- [Problem description] Your copy of the material below should match it exactly, except that it holds no pictures.

──────── Working data ────────

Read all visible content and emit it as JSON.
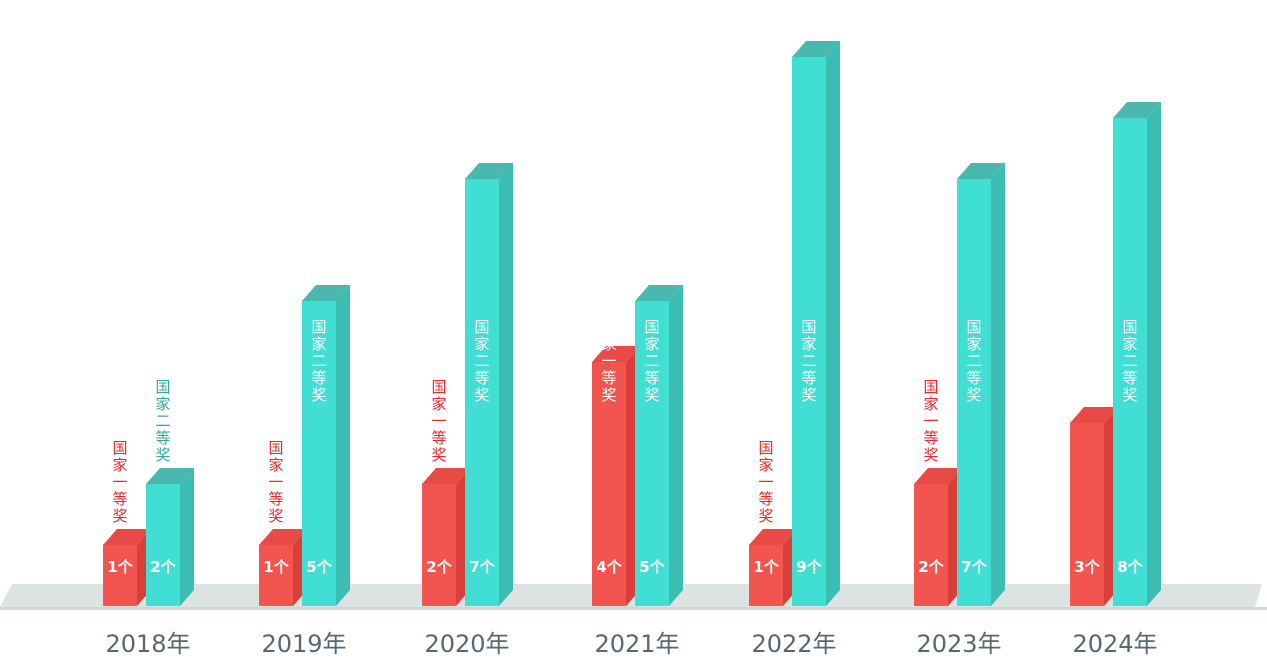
{
  "colors": {
    "first_prize": "#f2554f",
    "first_prize_top": "#e84a45",
    "first_prize_side": "#d93f3a",
    "second_prize": "#40ded3",
    "second_prize_top": "#4ab8ae",
    "second_prize_side": "#3cbdb3",
    "first_prize_label": "#e8282b",
    "second_prize_label": "#31a79c",
    "floor": "#dce3e2"
  },
  "chart_data": {
    "type": "bar",
    "categories": [
      "2018年",
      "2019年",
      "2020年",
      "2021年",
      "2022年",
      "2023年",
      "2024年"
    ],
    "series": [
      {
        "name": "国家一等奖",
        "values": [
          1,
          1,
          2,
          4,
          1,
          2,
          3
        ],
        "value_labels": [
          "1个",
          "1个",
          "2个",
          "4个",
          "1个",
          "2个",
          "3个"
        ]
      },
      {
        "name": "国家二等奖",
        "values": [
          2,
          5,
          7,
          5,
          9,
          7,
          8
        ],
        "value_labels": [
          "2个",
          "5个",
          "7个",
          "5个",
          "9个",
          "7个",
          "8个"
        ]
      }
    ],
    "ylim": [
      0,
      9
    ],
    "grid": false,
    "legend": "none"
  }
}
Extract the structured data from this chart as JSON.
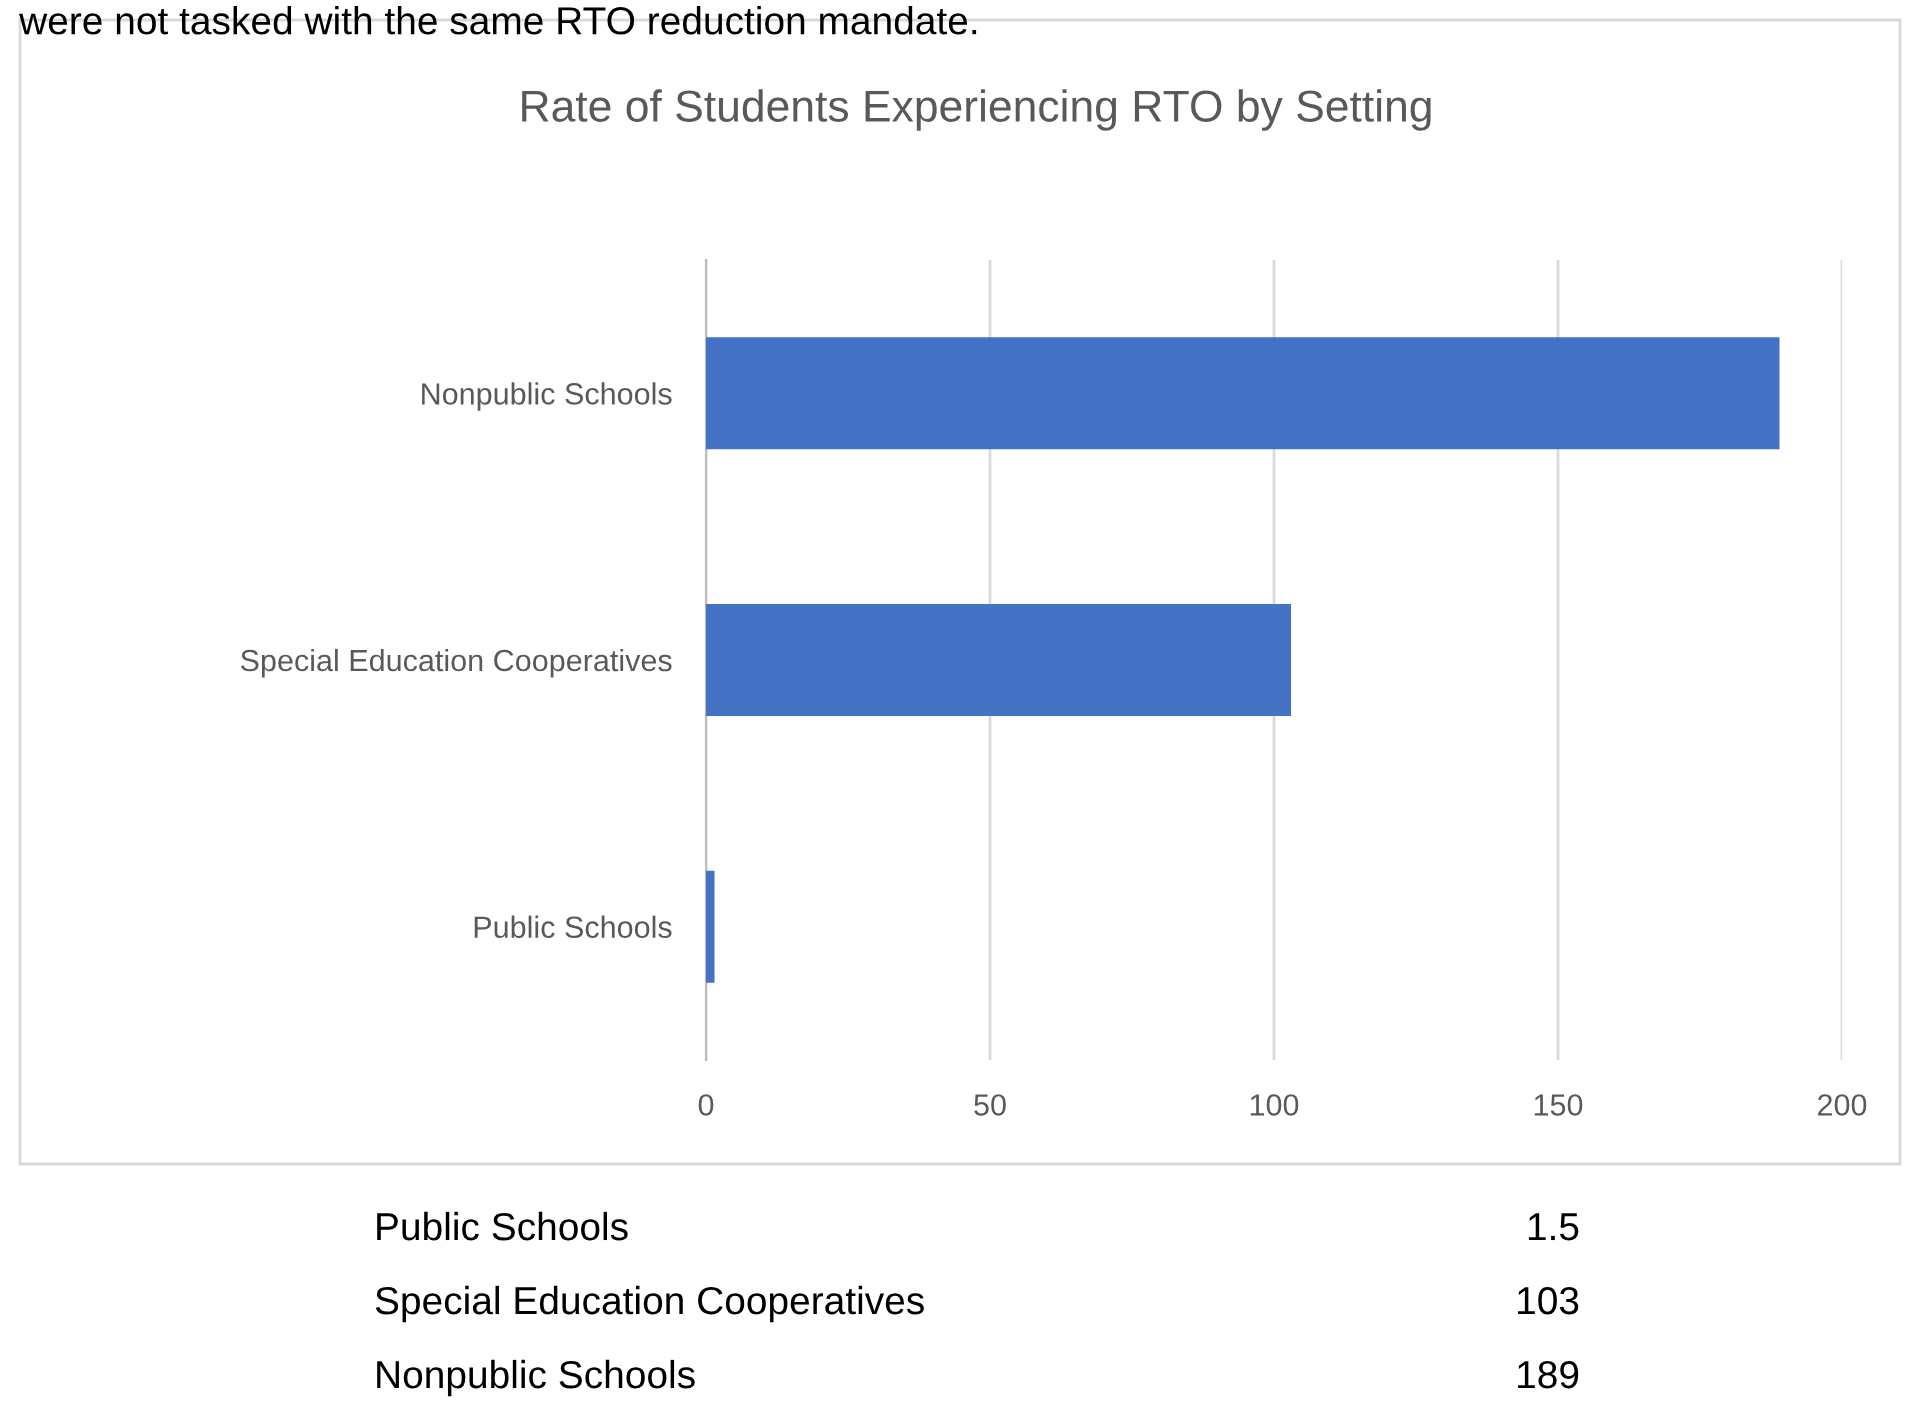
{
  "chart_data": {
    "type": "bar",
    "orientation": "horizontal",
    "title": "Rate of Students Experiencing RTO by Setting",
    "categories": [
      "Nonpublic Schools",
      "Special Education Cooperatives",
      "Public Schools"
    ],
    "values": [
      189,
      103,
      1.5
    ],
    "color": "#4472c4",
    "xlim": [
      0,
      200
    ],
    "xticks": [
      0,
      50,
      100,
      150,
      200
    ],
    "grid": "x",
    "annotations": [
      "were not tasked with the same RTO reduction mandate.",
      "Public Schools",
      "1.5",
      "Special Education Cooperatives",
      "103",
      "Nonpublic Schools",
      "189"
    ]
  }
}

────────

- [Answer to this problem]
Read all visible content and emit it as JSON.
{
  "colors": {
    "first_prize": "#f2554f",
    "first_prize_top": "#e84a45",
    "first_prize_side": "#d93f3a",
    "second_prize": "#40ded3",
    "second_prize_top": "#4ab8ae",
    "second_prize_side": "#3cbdb3",
    "first_prize_label": "#e8282b",
    "second_prize_label": "#31a79c",
    "floor": "#dce3e2"
  },
  "chart_data": {
    "type": "bar",
    "categories": [
      "2018年",
      "2019年",
      "2020年",
      "2021年",
      "2022年",
      "2023年",
      "2024年"
    ],
    "series": [
      {
        "name": "国家一等奖",
        "values": [
          1,
          1,
          2,
          4,
          1,
          2,
          3
        ],
        "value_labels": [
          "1个",
          "1个",
          "2个",
          "4个",
          "1个",
          "2个",
          "3个"
        ]
      },
      {
        "name": "国家二等奖",
        "values": [
          2,
          5,
          7,
          5,
          9,
          7,
          8
        ],
        "value_labels": [
          "2个",
          "5个",
          "7个",
          "5个",
          "9个",
          "7个",
          "8个"
        ]
      }
    ],
    "ylim": [
      0,
      9
    ],
    "grid": false,
    "legend": "none"
  }
}
Extract the structured data from this chart as JSON.
{
  "chart_data": {
    "type": "bar",
    "orientation": "horizontal",
    "title": "Rate of Students Experiencing RTO by Setting",
    "categories": [
      "Nonpublic Schools",
      "Special Education Cooperatives",
      "Public Schools"
    ],
    "values": [
      189,
      103,
      1.5
    ],
    "color": "#4472c4",
    "xlim": [
      0,
      200
    ],
    "xticks": [
      0,
      50,
      100,
      150,
      200
    ],
    "grid": "x",
    "annotations": [
      "were not tasked with the same RTO reduction mandate.",
      "Public Schools",
      "1.5",
      "Special Education Cooperatives",
      "103",
      "Nonpublic Schools",
      "189"
    ]
  }
}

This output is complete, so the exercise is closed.